## DESCRIPTION OF THE TASK
Find and copy each line of the records where the string "title" shows up.

-- Begin DATASET RECORDS --

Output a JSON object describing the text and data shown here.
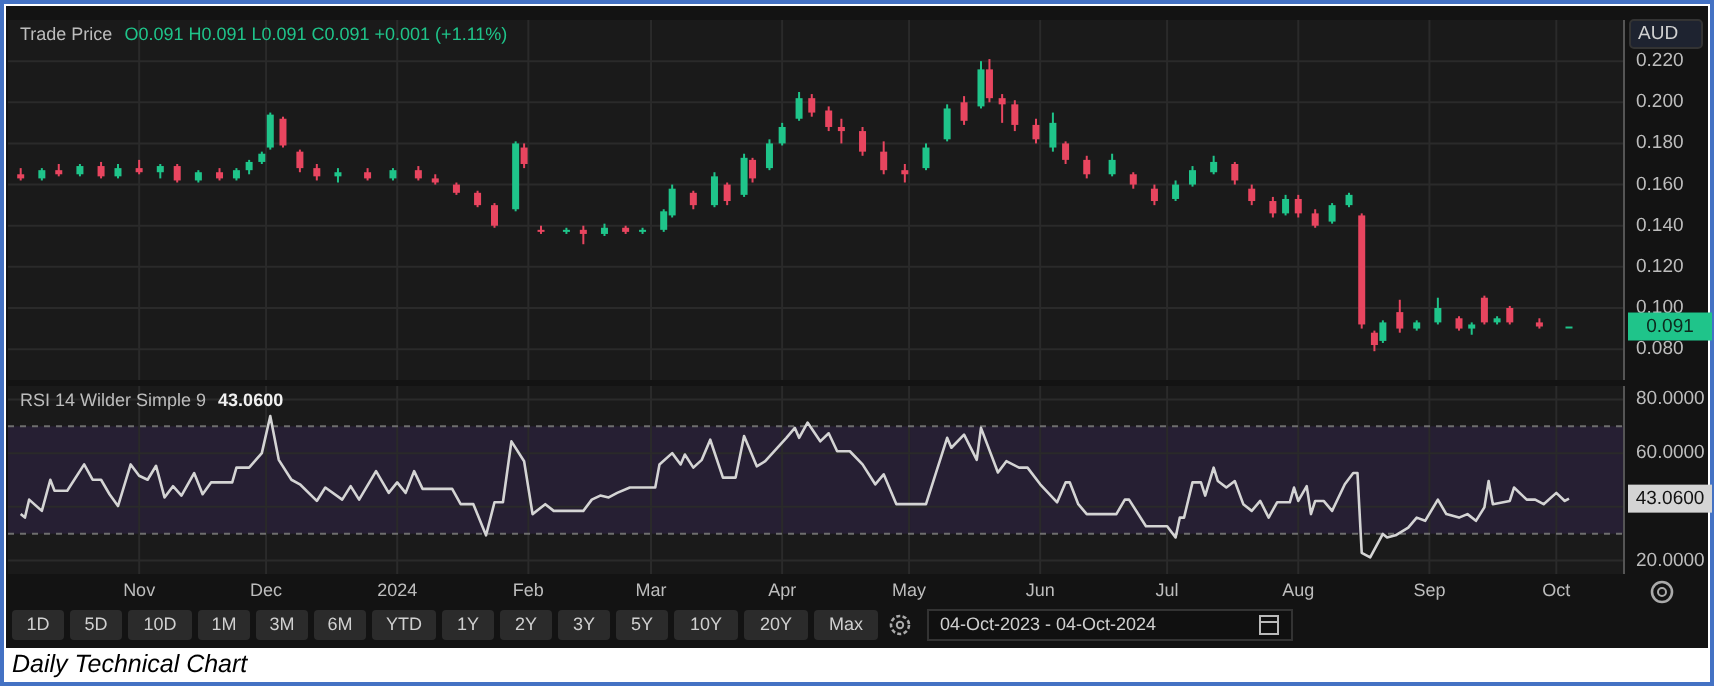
{
  "chart_data": [
    {
      "type": "candlestick",
      "title": "Trade Price",
      "ylabel": "AUD",
      "tick_labels": "y",
      "grid": true,
      "annotations": [
        "O0.091 H0.091 L0.091 C0.091 +0.001 (+1.11%)",
        {
          "text": "0.091",
          "y": 0.091
        }
      ],
      "colors": [
        "#e8455f",
        "#1fc48a",
        "#e8455f",
        "#1fc48a",
        "#e8455f",
        "#1fc48a",
        "#e8455f",
        "#1fc48a",
        "#e8455f",
        "#1fc48a",
        "#e8455f",
        "#1fc48a",
        "#1fc48a",
        "#1fc48a",
        "#1fc48a",
        "#e8455f",
        "#e8455f",
        "#e8455f",
        "#1fc48a",
        "#e8455f",
        "#1fc48a",
        "#e8455f",
        "#e8455f",
        "#e8455f",
        "#e8455f",
        "#e8455f",
        "#1fc48a",
        "#e8455f",
        "#e8455f",
        "#1fc48a",
        "#e8455f",
        "#1fc48a",
        "#e8455f",
        "#1fc48a",
        "#1fc48a",
        "#1fc48a",
        "#e8455f",
        "#1fc48a",
        "#e8455f",
        "#1fc48a",
        "#e8455f",
        "#1fc48a",
        "#1fc48a",
        "#1fc48a",
        "#e8455f",
        "#e8455f",
        "#e8455f",
        "#e8455f",
        "#e8455f",
        "#e8455f",
        "#1fc48a",
        "#1fc48a",
        "#e8455f",
        "#1fc48a",
        "#e8455f",
        "#e8455f",
        "#e8455f",
        "#e8455f",
        "#1fc48a",
        "#e8455f",
        "#e8455f",
        "#1fc48a",
        "#e8455f",
        "#e8455f",
        "#1fc48a",
        "#1fc48a",
        "#1fc48a",
        "#e8455f",
        "#e8455f",
        "#e8455f",
        "#1fc48a",
        "#e8455f",
        "#e8455f",
        "#1fc48a",
        "#1fc48a",
        "#e8455f",
        "#e8455f",
        "#1fc48a",
        "#e8455f",
        "#1fc48a",
        "#1fc48a",
        "#e8455f",
        "#1fc48a",
        "#e8455f",
        "#1fc48a",
        "#e8455f",
        "#e8455f",
        "#1fc48a"
      ],
      "xlim": [
        "2023-10-01",
        "2024-10-17"
      ],
      "xticks": [
        {
          "value": "2023-11-01",
          "label": null
        },
        {
          "value": "2023-12-01",
          "label": null
        },
        {
          "value": "2024-01-01",
          "label": null
        },
        {
          "value": "2024-02-01",
          "label": null
        },
        {
          "value": "2024-03-01",
          "label": null
        },
        {
          "value": "2024-04-01",
          "label": null
        },
        {
          "value": "2024-05-01",
          "label": null
        },
        {
          "value": "2024-06-01",
          "label": null
        },
        {
          "value": "2024-07-01",
          "label": null
        },
        {
          "value": "2024-08-01",
          "label": null
        },
        {
          "value": "2024-09-01",
          "label": null
        },
        {
          "value": "2024-10-01",
          "label": null
        }
      ],
      "ylim": [
        0.065,
        0.24
      ],
      "yticks": [
        {
          "value": 0.08,
          "label": "0.080"
        },
        {
          "value": 0.1,
          "label": "0.100"
        },
        {
          "value": 0.12,
          "label": "0.120"
        },
        {
          "value": 0.14,
          "label": "0.140"
        },
        {
          "value": 0.16,
          "label": "0.160"
        },
        {
          "value": 0.18,
          "label": "0.180"
        },
        {
          "value": 0.2,
          "label": "0.200"
        },
        {
          "value": 0.22,
          "label": "0.220"
        }
      ],
      "x": [
        "2023-10-04",
        "2023-10-09",
        "2023-10-13",
        "2023-10-18",
        "2023-10-23",
        "2023-10-27",
        "2023-11-01",
        "2023-11-06",
        "2023-11-10",
        "2023-11-15",
        "2023-11-20",
        "2023-11-24",
        "2023-11-27",
        "2023-11-30",
        "2023-12-02",
        "2023-12-05",
        "2023-12-09",
        "2023-12-13",
        "2023-12-18",
        "2023-12-25",
        "2023-12-31",
        "2024-01-06",
        "2024-01-10",
        "2024-01-15",
        "2024-01-20",
        "2024-01-24",
        "2024-01-29",
        "2024-01-31",
        "2024-02-04",
        "2024-02-10",
        "2024-02-14",
        "2024-02-19",
        "2024-02-24",
        "2024-02-28",
        "2024-03-04",
        "2024-03-06",
        "2024-03-11",
        "2024-03-16",
        "2024-03-19",
        "2024-03-23",
        "2024-03-25",
        "2024-03-29",
        "2024-04-01",
        "2024-04-05",
        "2024-04-08",
        "2024-04-12",
        "2024-04-15",
        "2024-04-20",
        "2024-04-25",
        "2024-04-30",
        "2024-05-05",
        "2024-05-10",
        "2024-05-14",
        "2024-05-18",
        "2024-05-20",
        "2024-05-23",
        "2024-05-26",
        "2024-05-31",
        "2024-06-04",
        "2024-06-07",
        "2024-06-12",
        "2024-06-18",
        "2024-06-23",
        "2024-06-28",
        "2024-07-03",
        "2024-07-07",
        "2024-07-12",
        "2024-07-17",
        "2024-07-21",
        "2024-07-26",
        "2024-07-29",
        "2024-08-01",
        "2024-08-05",
        "2024-08-09",
        "2024-08-13",
        "2024-08-16",
        "2024-08-19",
        "2024-08-21",
        "2024-08-25",
        "2024-08-29",
        "2024-09-03",
        "2024-09-08",
        "2024-09-11",
        "2024-09-14",
        "2024-09-17",
        "2024-09-20",
        "2024-09-27",
        "2024-10-04"
      ],
      "ohlc": [
        [
          0.165,
          0.168,
          0.162,
          0.163
        ],
        [
          0.163,
          0.168,
          0.162,
          0.167
        ],
        [
          0.167,
          0.17,
          0.164,
          0.165
        ],
        [
          0.165,
          0.17,
          0.164,
          0.169
        ],
        [
          0.169,
          0.171,
          0.163,
          0.164
        ],
        [
          0.164,
          0.17,
          0.163,
          0.168
        ],
        [
          0.168,
          0.172,
          0.165,
          0.166
        ],
        [
          0.166,
          0.17,
          0.163,
          0.169
        ],
        [
          0.169,
          0.17,
          0.161,
          0.162
        ],
        [
          0.162,
          0.167,
          0.161,
          0.166
        ],
        [
          0.166,
          0.168,
          0.162,
          0.163
        ],
        [
          0.163,
          0.168,
          0.162,
          0.167
        ],
        [
          0.167,
          0.172,
          0.165,
          0.171
        ],
        [
          0.171,
          0.176,
          0.17,
          0.175
        ],
        [
          0.178,
          0.195,
          0.177,
          0.194
        ],
        [
          0.192,
          0.193,
          0.178,
          0.179
        ],
        [
          0.176,
          0.177,
          0.166,
          0.168
        ],
        [
          0.168,
          0.17,
          0.162,
          0.164
        ],
        [
          0.164,
          0.168,
          0.161,
          0.166
        ],
        [
          0.166,
          0.168,
          0.162,
          0.163
        ],
        [
          0.163,
          0.168,
          0.162,
          0.167
        ],
        [
          0.167,
          0.169,
          0.162,
          0.163
        ],
        [
          0.163,
          0.165,
          0.16,
          0.161
        ],
        [
          0.16,
          0.161,
          0.155,
          0.156
        ],
        [
          0.156,
          0.157,
          0.149,
          0.15
        ],
        [
          0.15,
          0.151,
          0.139,
          0.14
        ],
        [
          0.148,
          0.181,
          0.147,
          0.18
        ],
        [
          0.178,
          0.18,
          0.168,
          0.17
        ],
        [
          0.138,
          0.14,
          0.136,
          0.137
        ],
        [
          0.137,
          0.139,
          0.136,
          0.138
        ],
        [
          0.138,
          0.14,
          0.131,
          0.136
        ],
        [
          0.136,
          0.141,
          0.135,
          0.139
        ],
        [
          0.139,
          0.14,
          0.136,
          0.137
        ],
        [
          0.137,
          0.139,
          0.136,
          0.138
        ],
        [
          0.138,
          0.148,
          0.137,
          0.147
        ],
        [
          0.145,
          0.16,
          0.144,
          0.158
        ],
        [
          0.156,
          0.157,
          0.148,
          0.15
        ],
        [
          0.15,
          0.166,
          0.149,
          0.164
        ],
        [
          0.16,
          0.161,
          0.15,
          0.152
        ],
        [
          0.155,
          0.175,
          0.154,
          0.173
        ],
        [
          0.172,
          0.173,
          0.161,
          0.163
        ],
        [
          0.168,
          0.182,
          0.167,
          0.18
        ],
        [
          0.18,
          0.19,
          0.179,
          0.188
        ],
        [
          0.192,
          0.205,
          0.191,
          0.202
        ],
        [
          0.202,
          0.204,
          0.193,
          0.195
        ],
        [
          0.196,
          0.198,
          0.186,
          0.188
        ],
        [
          0.188,
          0.192,
          0.18,
          0.186
        ],
        [
          0.186,
          0.188,
          0.174,
          0.176
        ],
        [
          0.176,
          0.181,
          0.165,
          0.167
        ],
        [
          0.167,
          0.17,
          0.161,
          0.165
        ],
        [
          0.168,
          0.18,
          0.167,
          0.178
        ],
        [
          0.182,
          0.199,
          0.181,
          0.197
        ],
        [
          0.2,
          0.203,
          0.189,
          0.191
        ],
        [
          0.198,
          0.22,
          0.197,
          0.216
        ],
        [
          0.216,
          0.221,
          0.2,
          0.202
        ],
        [
          0.202,
          0.204,
          0.19,
          0.199
        ],
        [
          0.199,
          0.201,
          0.186,
          0.189
        ],
        [
          0.189,
          0.192,
          0.18,
          0.182
        ],
        [
          0.178,
          0.195,
          0.176,
          0.19
        ],
        [
          0.18,
          0.181,
          0.17,
          0.172
        ],
        [
          0.172,
          0.174,
          0.163,
          0.165
        ],
        [
          0.165,
          0.175,
          0.164,
          0.172
        ],
        [
          0.165,
          0.166,
          0.158,
          0.16
        ],
        [
          0.158,
          0.16,
          0.15,
          0.152
        ],
        [
          0.153,
          0.162,
          0.152,
          0.16
        ],
        [
          0.16,
          0.169,
          0.159,
          0.167
        ],
        [
          0.166,
          0.174,
          0.165,
          0.171
        ],
        [
          0.17,
          0.171,
          0.16,
          0.162
        ],
        [
          0.158,
          0.16,
          0.15,
          0.152
        ],
        [
          0.152,
          0.154,
          0.144,
          0.146
        ],
        [
          0.146,
          0.155,
          0.145,
          0.153
        ],
        [
          0.153,
          0.155,
          0.144,
          0.146
        ],
        [
          0.146,
          0.148,
          0.139,
          0.14
        ],
        [
          0.142,
          0.151,
          0.141,
          0.15
        ],
        [
          0.15,
          0.156,
          0.149,
          0.155
        ],
        [
          0.145,
          0.146,
          0.09,
          0.092
        ],
        [
          0.088,
          0.089,
          0.079,
          0.082
        ],
        [
          0.084,
          0.094,
          0.083,
          0.093
        ],
        [
          0.098,
          0.104,
          0.088,
          0.09
        ],
        [
          0.09,
          0.094,
          0.089,
          0.093
        ],
        [
          0.093,
          0.105,
          0.092,
          0.1
        ],
        [
          0.095,
          0.096,
          0.089,
          0.09
        ],
        [
          0.09,
          0.093,
          0.087,
          0.092
        ],
        [
          0.105,
          0.106,
          0.092,
          0.093
        ],
        [
          0.093,
          0.096,
          0.092,
          0.095
        ],
        [
          0.1,
          0.101,
          0.092,
          0.093
        ],
        [
          0.093,
          0.095,
          0.09,
          0.091
        ],
        [
          0.091,
          0.091,
          0.091,
          0.091
        ]
      ]
    },
    {
      "type": "line",
      "title": "RSI 14 Wilder Simple 9",
      "grid": true,
      "color": "#d4d4d4",
      "annotations": [
        "43.0600",
        {
          "text": "43.0600",
          "y": 43.06
        }
      ],
      "xlim": [
        "2023-10-01",
        "2024-10-17"
      ],
      "xticks": [
        {
          "value": "2023-11-01",
          "label": "Nov"
        },
        {
          "value": "2023-12-01",
          "label": "Dec"
        },
        {
          "value": "2024-01-01",
          "label": "2024"
        },
        {
          "value": "2024-02-01",
          "label": "Feb"
        },
        {
          "value": "2024-03-01",
          "label": "Mar"
        },
        {
          "value": "2024-04-01",
          "label": "Apr"
        },
        {
          "value": "2024-05-01",
          "label": "May"
        },
        {
          "value": "2024-06-01",
          "label": "Jun"
        },
        {
          "value": "2024-07-01",
          "label": "Jul"
        },
        {
          "value": "2024-08-01",
          "label": "Aug"
        },
        {
          "value": "2024-09-01",
          "label": "Sep"
        },
        {
          "value": "2024-10-01",
          "label": "Oct"
        }
      ],
      "ylim": [
        15,
        85
      ],
      "yticks": [
        {
          "value": 20,
          "label": "20.0000"
        },
        {
          "value": 40,
          "label": null
        },
        {
          "value": 60,
          "label": "60.0000"
        },
        {
          "value": 80,
          "label": "80.0000"
        }
      ],
      "bands": [
        {
          "axis": "y",
          "from": 30,
          "to": 70,
          "color": "#261f33"
        }
      ],
      "ref_lines": [
        {
          "axis": "y",
          "value": 70,
          "color": "#6e6e6e",
          "line_style": "dashed"
        },
        {
          "axis": "y",
          "value": 30,
          "color": "#6e6e6e",
          "line_style": "dashed"
        }
      ],
      "x": [
        "2023-10-04",
        "2023-10-05",
        "2023-10-06",
        "2023-10-09",
        "2023-10-11",
        "2023-10-12",
        "2023-10-15",
        "2023-10-19",
        "2023-10-21",
        "2023-10-23",
        "2023-10-25",
        "2023-10-27",
        "2023-10-30",
        "2023-11-01",
        "2023-11-03",
        "2023-11-05",
        "2023-11-07",
        "2023-11-09",
        "2023-11-11",
        "2023-11-14",
        "2023-11-16",
        "2023-11-18",
        "2023-11-23",
        "2023-11-24",
        "2023-11-27",
        "2023-11-30",
        "2023-12-02",
        "2023-12-04",
        "2023-12-07",
        "2023-12-09",
        "2023-12-13",
        "2023-12-15",
        "2023-12-19",
        "2023-12-21",
        "2023-12-23",
        "2023-12-27",
        "2023-12-30",
        "2024-01-01",
        "2024-01-03",
        "2024-01-05",
        "2024-01-07",
        "2024-01-14",
        "2024-01-16",
        "2024-01-19",
        "2024-01-22",
        "2024-01-24",
        "2024-01-26",
        "2024-01-28",
        "2024-01-31",
        "2024-02-02",
        "2024-02-05",
        "2024-02-07",
        "2024-02-14",
        "2024-02-16",
        "2024-02-18",
        "2024-02-20",
        "2024-02-22",
        "2024-02-25",
        "2024-03-02",
        "2024-03-03",
        "2024-03-06",
        "2024-03-08",
        "2024-03-09",
        "2024-03-11",
        "2024-03-13",
        "2024-03-15",
        "2024-03-18",
        "2024-03-21",
        "2024-03-23",
        "2024-03-26",
        "2024-03-28",
        "2024-04-02",
        "2024-04-04",
        "2024-04-05",
        "2024-04-07",
        "2024-04-10",
        "2024-04-12",
        "2024-04-14",
        "2024-04-17",
        "2024-04-20",
        "2024-04-23",
        "2024-04-25",
        "2024-04-28",
        "2024-05-05",
        "2024-05-10",
        "2024-05-11",
        "2024-05-14",
        "2024-05-17",
        "2024-05-18",
        "2024-05-22",
        "2024-05-24",
        "2024-05-27",
        "2024-05-29",
        "2024-06-01",
        "2024-06-05",
        "2024-06-07",
        "2024-06-08",
        "2024-06-10",
        "2024-06-12",
        "2024-06-19",
        "2024-06-21",
        "2024-06-22",
        "2024-06-26",
        "2024-07-01",
        "2024-07-03",
        "2024-07-04",
        "2024-07-05",
        "2024-07-07",
        "2024-07-09",
        "2024-07-10",
        "2024-07-12",
        "2024-07-13",
        "2024-07-15",
        "2024-07-17",
        "2024-07-19",
        "2024-07-21",
        "2024-07-23",
        "2024-07-25",
        "2024-07-27",
        "2024-07-30",
        "2024-07-31",
        "2024-08-01",
        "2024-08-03",
        "2024-08-04",
        "2024-08-05",
        "2024-08-07",
        "2024-08-09",
        "2024-08-12",
        "2024-08-14",
        "2024-08-15",
        "2024-08-16",
        "2024-08-18",
        "2024-08-21",
        "2024-08-22",
        "2024-08-24",
        "2024-08-27",
        "2024-08-29",
        "2024-08-31",
        "2024-09-03",
        "2024-09-05",
        "2024-09-08",
        "2024-09-10",
        "2024-09-12",
        "2024-09-14",
        "2024-09-15",
        "2024-09-16",
        "2024-09-20",
        "2024-09-21",
        "2024-09-24",
        "2024-09-26",
        "2024-09-28",
        "2024-10-01",
        "2024-10-03",
        "2024-10-04"
      ],
      "values": [
        37.3,
        36,
        42.7,
        38.5,
        50.1,
        46,
        46,
        55.8,
        50.1,
        50.1,
        44.7,
        40.3,
        55.8,
        51.6,
        50.1,
        55.3,
        43.5,
        47.7,
        44.2,
        52.6,
        44.7,
        49.1,
        49.1,
        54.6,
        54.6,
        60,
        73.8,
        57.5,
        50.1,
        48.4,
        42.2,
        47.2,
        42.7,
        47.7,
        42.7,
        53.3,
        45.2,
        49.1,
        45.2,
        53.3,
        46.7,
        46.7,
        41,
        41,
        29.4,
        41.7,
        41.7,
        64.4,
        57,
        37.3,
        41,
        38.5,
        38.5,
        42.7,
        44.2,
        43.5,
        45.2,
        47.2,
        47.2,
        55.8,
        60,
        55.8,
        59.5,
        54.6,
        57.5,
        65,
        50.9,
        50.9,
        66.4,
        55.1,
        57,
        65.7,
        69.4,
        65.7,
        71.4,
        64.4,
        67.4,
        60.7,
        60.7,
        55.8,
        48.4,
        52.1,
        41,
        41,
        65.7,
        62,
        66.9,
        57.5,
        69.4,
        52.8,
        57,
        54.6,
        54.6,
        48.4,
        41.7,
        49.1,
        49.1,
        41,
        37.3,
        37.3,
        42.7,
        42.7,
        32.8,
        32.8,
        28.6,
        36,
        36,
        49.1,
        49.1,
        44.2,
        54.6,
        49.6,
        47.2,
        49.6,
        41,
        38.5,
        42.2,
        36,
        41.7,
        41.7,
        47.2,
        42.2,
        47.7,
        37.3,
        42.2,
        42.2,
        38.5,
        48.4,
        52.6,
        52.6,
        22.9,
        21.2,
        29.9,
        28.6,
        29.4,
        32.3,
        36,
        34.8,
        42.7,
        37.3,
        36,
        37.3,
        34.8,
        39.8,
        49.6,
        41,
        42.2,
        47.2,
        42.7,
        42.7,
        41,
        45.2,
        42.2,
        43.06
      ]
    },
    {
      "type": "other",
      "annotations": [
        "1D",
        "5D",
        "10D",
        "1M",
        "3M",
        "6M",
        "YTD",
        "1Y",
        "2Y",
        "3Y",
        "5Y",
        "10Y",
        "20Y",
        "Max",
        "04-Oct-2023 - 04-Oct-2024",
        "Daily Technical Chart"
      ]
    }
  ]
}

-- End DATASET RECORDS --

## TASK RESULT
      "title": "Trade Price",
      "title": "RSI 14 Wilder Simple 9",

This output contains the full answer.